Required work: Filter the entries below, keeping every line that has the word "title".
** Start of Material provided **
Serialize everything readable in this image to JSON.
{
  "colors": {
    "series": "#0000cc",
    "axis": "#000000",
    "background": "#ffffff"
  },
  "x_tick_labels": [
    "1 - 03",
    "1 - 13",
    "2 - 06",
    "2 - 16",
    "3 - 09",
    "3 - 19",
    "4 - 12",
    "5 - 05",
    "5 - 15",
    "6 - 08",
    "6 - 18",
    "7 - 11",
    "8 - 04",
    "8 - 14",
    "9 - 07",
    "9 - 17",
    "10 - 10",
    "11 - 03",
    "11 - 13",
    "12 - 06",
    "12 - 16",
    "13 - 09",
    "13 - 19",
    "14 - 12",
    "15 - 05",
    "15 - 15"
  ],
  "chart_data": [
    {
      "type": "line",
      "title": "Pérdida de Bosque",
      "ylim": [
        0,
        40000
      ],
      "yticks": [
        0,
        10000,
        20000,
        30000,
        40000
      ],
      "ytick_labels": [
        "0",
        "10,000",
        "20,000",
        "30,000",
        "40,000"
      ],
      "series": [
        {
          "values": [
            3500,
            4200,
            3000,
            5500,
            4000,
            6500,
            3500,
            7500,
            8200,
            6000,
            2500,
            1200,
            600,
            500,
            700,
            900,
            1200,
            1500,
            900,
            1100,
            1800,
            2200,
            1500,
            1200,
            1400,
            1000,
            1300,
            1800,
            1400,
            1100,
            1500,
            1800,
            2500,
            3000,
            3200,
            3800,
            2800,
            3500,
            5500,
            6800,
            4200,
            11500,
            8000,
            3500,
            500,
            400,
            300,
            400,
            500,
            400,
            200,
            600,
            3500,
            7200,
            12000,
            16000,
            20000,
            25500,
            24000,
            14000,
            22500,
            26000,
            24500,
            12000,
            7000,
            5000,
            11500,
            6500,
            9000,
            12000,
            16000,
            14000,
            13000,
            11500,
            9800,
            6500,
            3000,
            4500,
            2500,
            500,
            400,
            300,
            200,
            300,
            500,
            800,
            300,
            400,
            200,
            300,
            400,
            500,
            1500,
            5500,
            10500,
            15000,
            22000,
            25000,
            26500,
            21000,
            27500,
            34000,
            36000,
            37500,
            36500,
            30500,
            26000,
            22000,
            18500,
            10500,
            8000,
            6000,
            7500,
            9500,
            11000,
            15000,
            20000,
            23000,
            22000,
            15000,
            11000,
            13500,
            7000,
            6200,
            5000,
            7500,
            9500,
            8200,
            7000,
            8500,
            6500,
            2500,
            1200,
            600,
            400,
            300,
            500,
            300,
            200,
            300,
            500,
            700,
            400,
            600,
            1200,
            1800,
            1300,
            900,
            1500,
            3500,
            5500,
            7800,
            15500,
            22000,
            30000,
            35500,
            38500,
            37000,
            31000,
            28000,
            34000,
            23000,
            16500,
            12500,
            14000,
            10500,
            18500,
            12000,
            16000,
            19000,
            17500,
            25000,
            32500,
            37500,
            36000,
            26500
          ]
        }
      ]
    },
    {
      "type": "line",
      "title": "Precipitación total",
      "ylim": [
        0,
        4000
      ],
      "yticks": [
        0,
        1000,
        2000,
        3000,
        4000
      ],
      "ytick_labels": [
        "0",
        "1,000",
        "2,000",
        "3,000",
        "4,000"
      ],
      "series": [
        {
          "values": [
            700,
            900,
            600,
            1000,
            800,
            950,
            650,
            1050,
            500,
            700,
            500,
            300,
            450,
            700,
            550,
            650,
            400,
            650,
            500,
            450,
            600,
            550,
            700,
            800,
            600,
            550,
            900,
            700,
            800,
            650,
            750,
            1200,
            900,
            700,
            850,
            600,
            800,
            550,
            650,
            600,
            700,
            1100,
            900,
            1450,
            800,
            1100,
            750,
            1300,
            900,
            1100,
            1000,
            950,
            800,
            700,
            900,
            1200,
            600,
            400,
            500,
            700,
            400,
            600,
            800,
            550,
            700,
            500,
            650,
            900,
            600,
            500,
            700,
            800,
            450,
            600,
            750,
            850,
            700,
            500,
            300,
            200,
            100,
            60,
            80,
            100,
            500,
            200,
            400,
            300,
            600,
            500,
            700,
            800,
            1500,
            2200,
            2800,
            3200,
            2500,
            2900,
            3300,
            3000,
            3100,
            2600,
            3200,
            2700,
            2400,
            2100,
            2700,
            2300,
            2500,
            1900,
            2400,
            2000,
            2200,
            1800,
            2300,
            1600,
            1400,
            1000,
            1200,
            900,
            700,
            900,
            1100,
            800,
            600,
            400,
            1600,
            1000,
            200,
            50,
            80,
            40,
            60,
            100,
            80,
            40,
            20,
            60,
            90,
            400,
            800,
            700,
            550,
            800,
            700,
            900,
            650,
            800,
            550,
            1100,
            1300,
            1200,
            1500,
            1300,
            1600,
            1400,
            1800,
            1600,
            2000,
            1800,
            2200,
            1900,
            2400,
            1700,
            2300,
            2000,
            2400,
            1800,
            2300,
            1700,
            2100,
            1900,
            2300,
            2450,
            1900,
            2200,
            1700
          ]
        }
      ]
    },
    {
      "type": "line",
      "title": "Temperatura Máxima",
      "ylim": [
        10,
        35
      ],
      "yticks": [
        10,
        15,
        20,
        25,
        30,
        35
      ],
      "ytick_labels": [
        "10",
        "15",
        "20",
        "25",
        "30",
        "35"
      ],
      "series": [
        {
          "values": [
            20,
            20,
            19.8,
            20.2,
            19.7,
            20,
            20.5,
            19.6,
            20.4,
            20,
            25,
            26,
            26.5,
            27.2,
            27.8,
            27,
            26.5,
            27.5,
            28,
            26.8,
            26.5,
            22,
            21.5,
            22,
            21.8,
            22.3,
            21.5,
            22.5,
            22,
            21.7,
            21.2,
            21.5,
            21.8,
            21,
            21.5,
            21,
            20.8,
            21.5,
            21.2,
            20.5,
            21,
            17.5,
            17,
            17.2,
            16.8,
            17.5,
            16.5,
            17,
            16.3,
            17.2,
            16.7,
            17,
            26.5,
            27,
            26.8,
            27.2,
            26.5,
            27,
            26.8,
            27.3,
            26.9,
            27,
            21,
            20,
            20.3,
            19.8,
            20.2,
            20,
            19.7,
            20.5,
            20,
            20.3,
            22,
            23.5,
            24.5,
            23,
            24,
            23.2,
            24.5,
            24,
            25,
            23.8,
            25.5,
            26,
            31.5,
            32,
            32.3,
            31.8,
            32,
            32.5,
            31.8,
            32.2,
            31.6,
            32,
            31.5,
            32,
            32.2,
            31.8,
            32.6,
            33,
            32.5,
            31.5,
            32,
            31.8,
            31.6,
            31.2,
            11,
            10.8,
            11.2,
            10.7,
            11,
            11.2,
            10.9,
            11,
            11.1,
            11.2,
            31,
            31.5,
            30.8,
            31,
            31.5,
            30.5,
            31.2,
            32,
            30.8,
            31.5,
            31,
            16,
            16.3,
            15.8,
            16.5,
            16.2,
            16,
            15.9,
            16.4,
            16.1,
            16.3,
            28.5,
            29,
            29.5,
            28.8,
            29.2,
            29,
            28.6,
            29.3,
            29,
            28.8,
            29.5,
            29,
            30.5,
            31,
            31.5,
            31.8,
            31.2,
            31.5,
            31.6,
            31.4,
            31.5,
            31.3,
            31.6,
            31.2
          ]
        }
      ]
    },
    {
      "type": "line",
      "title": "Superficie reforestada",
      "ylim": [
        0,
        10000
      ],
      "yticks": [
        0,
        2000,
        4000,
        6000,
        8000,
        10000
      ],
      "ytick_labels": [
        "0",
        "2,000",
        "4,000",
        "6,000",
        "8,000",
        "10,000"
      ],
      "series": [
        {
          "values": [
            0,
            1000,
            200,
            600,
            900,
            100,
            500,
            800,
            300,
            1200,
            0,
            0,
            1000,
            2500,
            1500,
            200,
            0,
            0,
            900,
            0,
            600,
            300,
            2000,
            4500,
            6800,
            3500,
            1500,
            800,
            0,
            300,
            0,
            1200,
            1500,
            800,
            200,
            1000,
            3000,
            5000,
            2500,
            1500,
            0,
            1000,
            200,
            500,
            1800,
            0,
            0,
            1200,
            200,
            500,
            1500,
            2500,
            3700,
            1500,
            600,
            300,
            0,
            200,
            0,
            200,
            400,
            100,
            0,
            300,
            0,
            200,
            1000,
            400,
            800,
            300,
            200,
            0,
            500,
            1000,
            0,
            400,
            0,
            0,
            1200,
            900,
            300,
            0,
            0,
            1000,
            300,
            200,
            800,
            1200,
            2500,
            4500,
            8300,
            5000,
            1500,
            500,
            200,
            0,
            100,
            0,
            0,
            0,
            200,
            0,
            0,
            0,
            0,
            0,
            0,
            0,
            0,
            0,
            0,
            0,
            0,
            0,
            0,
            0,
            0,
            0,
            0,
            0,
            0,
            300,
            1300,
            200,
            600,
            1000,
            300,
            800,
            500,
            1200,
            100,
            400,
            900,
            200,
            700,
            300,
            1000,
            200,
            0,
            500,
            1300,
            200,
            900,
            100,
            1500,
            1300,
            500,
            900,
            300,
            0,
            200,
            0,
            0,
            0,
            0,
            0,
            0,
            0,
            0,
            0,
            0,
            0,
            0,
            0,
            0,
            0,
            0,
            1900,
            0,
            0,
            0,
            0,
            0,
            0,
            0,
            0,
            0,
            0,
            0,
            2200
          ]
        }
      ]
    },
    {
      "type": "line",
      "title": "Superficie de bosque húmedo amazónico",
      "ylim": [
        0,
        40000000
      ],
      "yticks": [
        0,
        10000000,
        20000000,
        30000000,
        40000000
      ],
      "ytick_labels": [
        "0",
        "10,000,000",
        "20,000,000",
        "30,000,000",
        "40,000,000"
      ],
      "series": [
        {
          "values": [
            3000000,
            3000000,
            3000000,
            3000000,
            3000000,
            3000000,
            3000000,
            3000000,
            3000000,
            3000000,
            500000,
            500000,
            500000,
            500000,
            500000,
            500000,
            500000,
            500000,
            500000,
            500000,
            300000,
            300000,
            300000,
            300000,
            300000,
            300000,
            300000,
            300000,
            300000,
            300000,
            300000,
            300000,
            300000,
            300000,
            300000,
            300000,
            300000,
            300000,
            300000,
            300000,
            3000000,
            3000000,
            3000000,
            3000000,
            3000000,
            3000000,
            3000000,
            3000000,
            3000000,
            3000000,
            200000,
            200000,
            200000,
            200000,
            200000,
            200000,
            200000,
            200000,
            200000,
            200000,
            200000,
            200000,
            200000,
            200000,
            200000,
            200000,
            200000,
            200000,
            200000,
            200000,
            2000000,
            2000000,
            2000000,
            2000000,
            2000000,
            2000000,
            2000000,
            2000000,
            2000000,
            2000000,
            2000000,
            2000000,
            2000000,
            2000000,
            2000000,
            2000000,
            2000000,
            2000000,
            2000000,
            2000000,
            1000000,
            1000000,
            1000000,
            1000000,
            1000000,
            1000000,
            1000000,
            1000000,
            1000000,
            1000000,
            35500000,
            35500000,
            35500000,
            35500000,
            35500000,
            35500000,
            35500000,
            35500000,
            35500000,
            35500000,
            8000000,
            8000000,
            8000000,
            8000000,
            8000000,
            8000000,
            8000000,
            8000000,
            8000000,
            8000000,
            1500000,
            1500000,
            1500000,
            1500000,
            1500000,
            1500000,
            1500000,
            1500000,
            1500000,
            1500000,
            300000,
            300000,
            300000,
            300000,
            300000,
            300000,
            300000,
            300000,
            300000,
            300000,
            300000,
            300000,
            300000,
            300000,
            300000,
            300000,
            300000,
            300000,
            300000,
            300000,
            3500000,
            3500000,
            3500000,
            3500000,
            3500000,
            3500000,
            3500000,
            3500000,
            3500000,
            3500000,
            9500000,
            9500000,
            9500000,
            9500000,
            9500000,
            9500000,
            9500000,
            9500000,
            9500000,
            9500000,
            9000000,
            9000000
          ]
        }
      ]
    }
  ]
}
** End of Material provided **
Worked answer:
      "title": "Pérdida de Bosque",
      "title": "Precipitación total",
      "title": "Temperatura Máxima",
      "title": "Superficie reforestada",
      "title": "Superficie de bosque húmedo amazónico",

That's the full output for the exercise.